• _TASK_
From the entries below, work out the number of lines that hold the word "студентов", and give that number alone.

Extracted data entries:
## Start

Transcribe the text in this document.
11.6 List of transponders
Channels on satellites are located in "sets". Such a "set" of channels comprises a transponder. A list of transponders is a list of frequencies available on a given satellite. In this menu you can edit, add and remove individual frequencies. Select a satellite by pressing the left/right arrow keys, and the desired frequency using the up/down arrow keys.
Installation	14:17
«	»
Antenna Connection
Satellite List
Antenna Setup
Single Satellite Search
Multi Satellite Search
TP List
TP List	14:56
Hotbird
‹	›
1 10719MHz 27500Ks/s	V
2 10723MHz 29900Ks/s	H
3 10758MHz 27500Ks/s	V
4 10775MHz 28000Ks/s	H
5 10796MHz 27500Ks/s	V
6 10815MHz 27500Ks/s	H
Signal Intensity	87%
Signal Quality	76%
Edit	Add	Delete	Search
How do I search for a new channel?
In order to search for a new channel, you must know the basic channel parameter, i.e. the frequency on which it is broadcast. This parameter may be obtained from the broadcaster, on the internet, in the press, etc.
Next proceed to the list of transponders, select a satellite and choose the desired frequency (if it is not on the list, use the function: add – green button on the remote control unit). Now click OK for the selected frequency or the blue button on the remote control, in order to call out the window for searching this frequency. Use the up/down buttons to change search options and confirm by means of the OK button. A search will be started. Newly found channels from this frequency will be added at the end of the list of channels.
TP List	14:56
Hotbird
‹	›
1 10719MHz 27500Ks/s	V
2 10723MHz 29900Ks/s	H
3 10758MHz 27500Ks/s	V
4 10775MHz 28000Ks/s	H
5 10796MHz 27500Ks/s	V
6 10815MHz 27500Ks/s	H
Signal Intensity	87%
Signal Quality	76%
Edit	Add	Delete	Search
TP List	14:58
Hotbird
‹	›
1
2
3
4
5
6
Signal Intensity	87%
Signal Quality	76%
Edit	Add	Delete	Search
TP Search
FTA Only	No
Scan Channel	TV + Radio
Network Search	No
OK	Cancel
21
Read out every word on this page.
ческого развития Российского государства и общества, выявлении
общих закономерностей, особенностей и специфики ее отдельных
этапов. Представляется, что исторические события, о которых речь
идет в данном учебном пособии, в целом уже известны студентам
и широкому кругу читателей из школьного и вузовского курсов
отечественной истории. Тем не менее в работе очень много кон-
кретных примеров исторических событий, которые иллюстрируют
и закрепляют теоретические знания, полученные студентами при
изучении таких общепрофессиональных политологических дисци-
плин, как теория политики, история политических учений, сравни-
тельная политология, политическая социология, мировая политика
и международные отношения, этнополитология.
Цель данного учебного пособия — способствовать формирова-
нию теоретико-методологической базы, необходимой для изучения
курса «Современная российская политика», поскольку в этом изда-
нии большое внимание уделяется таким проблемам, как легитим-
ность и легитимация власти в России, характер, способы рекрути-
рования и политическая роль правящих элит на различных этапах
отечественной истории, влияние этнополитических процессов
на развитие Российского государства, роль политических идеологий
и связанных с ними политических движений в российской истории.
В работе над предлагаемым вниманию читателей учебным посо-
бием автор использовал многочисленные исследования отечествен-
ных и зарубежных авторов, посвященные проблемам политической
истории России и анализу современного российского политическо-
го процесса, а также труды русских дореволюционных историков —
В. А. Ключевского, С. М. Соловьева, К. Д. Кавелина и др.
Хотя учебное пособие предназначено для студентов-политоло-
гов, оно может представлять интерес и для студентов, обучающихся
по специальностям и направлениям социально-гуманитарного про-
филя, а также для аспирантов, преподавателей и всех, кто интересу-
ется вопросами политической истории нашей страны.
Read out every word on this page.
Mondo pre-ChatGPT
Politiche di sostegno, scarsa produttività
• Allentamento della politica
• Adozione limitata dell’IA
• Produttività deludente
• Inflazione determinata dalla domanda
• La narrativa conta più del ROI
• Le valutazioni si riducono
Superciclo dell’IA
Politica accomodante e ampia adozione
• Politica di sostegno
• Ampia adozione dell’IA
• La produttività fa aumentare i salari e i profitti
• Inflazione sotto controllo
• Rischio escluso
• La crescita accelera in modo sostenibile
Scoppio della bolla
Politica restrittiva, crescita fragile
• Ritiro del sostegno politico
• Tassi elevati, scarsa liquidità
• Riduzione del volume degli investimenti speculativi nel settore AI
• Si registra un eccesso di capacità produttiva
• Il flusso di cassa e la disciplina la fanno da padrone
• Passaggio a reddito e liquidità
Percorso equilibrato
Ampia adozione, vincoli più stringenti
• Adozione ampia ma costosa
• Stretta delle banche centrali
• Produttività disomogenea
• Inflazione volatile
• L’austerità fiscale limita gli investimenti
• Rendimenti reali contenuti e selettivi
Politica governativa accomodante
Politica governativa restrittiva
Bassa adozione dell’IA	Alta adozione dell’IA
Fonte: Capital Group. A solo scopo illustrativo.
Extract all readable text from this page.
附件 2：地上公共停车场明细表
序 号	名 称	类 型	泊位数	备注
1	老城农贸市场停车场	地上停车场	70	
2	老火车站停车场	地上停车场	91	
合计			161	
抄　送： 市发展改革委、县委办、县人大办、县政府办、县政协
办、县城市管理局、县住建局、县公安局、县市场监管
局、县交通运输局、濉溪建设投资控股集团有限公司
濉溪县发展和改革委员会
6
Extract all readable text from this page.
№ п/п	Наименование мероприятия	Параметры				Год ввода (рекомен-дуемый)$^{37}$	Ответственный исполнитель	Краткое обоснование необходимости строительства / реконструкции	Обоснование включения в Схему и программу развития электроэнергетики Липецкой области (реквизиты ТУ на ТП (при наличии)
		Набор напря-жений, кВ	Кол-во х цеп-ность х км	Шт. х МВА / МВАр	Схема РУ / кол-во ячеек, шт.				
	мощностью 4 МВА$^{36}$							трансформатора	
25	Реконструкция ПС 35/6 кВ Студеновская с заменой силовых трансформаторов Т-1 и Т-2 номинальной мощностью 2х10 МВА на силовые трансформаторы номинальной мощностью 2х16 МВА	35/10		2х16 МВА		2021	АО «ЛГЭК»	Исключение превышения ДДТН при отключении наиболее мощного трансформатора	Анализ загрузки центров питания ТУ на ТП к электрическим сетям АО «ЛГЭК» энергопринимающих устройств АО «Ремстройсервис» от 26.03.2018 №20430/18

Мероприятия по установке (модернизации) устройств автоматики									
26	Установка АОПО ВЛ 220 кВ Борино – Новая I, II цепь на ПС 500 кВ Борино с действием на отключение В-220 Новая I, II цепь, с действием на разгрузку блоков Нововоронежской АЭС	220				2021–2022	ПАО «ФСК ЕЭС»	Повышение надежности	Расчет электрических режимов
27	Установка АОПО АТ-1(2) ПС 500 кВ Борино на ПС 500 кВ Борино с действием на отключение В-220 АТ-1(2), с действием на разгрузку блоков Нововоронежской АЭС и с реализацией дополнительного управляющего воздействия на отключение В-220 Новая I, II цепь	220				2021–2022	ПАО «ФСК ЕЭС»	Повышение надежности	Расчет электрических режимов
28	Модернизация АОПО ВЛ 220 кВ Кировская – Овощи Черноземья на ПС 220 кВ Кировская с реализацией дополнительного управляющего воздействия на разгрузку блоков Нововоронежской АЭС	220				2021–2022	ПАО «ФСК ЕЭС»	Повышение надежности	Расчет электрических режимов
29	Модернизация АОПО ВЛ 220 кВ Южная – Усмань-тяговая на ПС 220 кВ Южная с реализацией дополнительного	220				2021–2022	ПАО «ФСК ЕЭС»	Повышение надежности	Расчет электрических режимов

## End

• _TASK RESULT_
2